--- DATA SUPPLIED ---
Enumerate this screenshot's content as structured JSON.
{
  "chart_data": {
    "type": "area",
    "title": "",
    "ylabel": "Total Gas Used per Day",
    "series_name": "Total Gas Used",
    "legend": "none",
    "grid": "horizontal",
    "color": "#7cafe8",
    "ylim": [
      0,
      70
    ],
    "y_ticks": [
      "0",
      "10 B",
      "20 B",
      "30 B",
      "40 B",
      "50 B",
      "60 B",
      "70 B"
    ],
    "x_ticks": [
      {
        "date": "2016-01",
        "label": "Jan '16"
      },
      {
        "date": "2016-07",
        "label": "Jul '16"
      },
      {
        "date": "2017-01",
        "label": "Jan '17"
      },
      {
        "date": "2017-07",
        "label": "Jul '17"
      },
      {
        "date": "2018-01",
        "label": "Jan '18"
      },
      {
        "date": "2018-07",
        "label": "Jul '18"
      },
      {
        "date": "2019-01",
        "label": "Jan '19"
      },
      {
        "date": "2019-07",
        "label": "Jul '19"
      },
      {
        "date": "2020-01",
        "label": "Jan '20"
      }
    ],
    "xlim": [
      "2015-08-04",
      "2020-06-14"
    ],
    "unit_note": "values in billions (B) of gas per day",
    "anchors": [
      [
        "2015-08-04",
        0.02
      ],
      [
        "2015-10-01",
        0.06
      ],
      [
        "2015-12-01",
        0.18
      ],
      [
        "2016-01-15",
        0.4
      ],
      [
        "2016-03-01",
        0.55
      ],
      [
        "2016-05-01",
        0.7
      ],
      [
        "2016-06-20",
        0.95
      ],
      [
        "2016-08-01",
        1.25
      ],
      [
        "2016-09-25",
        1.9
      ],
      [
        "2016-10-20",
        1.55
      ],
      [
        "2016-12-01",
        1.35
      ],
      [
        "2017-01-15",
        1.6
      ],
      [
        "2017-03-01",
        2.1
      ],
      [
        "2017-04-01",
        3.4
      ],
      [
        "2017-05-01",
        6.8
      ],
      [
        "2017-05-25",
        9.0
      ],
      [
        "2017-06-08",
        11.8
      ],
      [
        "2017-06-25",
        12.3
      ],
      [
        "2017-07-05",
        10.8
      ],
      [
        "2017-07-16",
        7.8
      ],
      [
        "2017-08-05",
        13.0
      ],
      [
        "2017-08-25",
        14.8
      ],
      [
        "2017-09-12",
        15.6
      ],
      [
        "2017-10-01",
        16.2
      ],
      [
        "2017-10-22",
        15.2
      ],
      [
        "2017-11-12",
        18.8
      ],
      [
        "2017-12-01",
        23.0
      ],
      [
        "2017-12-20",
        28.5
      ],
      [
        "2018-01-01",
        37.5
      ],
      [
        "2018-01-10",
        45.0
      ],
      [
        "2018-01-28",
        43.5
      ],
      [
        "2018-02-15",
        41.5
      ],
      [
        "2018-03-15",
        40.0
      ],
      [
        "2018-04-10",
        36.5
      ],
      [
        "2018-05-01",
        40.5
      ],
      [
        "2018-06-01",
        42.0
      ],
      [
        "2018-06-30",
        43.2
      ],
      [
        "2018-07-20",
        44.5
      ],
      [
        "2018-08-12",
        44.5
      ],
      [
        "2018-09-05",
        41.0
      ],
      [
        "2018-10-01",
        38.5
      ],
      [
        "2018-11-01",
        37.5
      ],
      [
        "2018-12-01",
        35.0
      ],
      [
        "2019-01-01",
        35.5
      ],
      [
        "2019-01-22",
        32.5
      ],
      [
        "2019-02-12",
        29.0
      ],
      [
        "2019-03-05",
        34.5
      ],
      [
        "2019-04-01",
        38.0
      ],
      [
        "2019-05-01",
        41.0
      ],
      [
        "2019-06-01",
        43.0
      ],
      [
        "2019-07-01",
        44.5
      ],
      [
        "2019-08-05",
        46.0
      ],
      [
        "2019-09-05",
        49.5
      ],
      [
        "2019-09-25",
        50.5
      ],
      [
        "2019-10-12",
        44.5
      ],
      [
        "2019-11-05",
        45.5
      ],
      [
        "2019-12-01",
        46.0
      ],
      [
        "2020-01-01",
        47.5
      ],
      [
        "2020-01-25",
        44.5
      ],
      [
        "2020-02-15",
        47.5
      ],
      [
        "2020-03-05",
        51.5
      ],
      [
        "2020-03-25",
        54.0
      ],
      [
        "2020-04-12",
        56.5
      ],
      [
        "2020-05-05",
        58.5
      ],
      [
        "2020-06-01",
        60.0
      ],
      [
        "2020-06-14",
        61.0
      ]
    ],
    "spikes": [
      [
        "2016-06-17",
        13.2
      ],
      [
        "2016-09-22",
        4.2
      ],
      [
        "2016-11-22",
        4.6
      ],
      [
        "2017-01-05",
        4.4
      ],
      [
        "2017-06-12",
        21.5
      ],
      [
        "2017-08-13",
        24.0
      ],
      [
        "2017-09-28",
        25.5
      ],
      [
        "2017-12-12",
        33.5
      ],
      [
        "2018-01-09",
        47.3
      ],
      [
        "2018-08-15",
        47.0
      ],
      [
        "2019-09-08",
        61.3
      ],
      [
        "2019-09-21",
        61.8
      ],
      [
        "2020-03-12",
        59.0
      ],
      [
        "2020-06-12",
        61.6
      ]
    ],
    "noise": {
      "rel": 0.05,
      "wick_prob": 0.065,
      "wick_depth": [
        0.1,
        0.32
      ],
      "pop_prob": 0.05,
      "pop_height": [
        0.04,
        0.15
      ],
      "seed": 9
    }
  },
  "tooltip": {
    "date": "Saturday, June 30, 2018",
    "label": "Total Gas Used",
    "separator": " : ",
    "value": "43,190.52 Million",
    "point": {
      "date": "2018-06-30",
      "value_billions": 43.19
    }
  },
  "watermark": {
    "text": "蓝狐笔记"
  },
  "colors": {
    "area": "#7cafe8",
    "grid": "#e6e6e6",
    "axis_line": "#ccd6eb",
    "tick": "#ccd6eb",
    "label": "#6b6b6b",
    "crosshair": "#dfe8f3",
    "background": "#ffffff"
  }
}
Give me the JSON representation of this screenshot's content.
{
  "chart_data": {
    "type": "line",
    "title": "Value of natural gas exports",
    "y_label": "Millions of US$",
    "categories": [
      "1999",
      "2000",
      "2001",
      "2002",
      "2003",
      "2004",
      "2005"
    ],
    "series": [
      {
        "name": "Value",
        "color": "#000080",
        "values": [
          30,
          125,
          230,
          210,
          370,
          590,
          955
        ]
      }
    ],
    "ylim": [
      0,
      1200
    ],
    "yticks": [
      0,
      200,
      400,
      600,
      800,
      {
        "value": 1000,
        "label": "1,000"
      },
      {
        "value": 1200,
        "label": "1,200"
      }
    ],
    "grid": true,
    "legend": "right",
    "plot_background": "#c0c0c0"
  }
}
---
From the "Give me the" line to the close of the listing, restate each line word for word.

■ **CORRECT RESULT**
Give me the JSON representation of this screenshot's content.
{
  "chart_data": {
    "type": "line",
    "title": "Value of natural gas exports",
    "y_label": "Millions of US$",
    "categories": [
      "1999",
      "2000",
      "2001",
      "2002",
      "2003",
      "2004",
      "2005"
    ],
    "series": [
      {
        "name": "Value",
        "color": "#000080",
        "values": [
          30,
          125,
          230,
          210,
          370,
          590,
          955
        ]
      }
    ],
    "ylim": [
      0,
      1200
    ],
    "yticks": [
      0,
      200,
      400,
      600,
      800,
      {
        "value": 1000,
        "label": "1,000"
      },
      {
        "value": 1200,
        "label": "1,200"
      }
    ],
    "grid": true,
    "legend": "right",
    "plot_background": "#c0c0c0"
  }
}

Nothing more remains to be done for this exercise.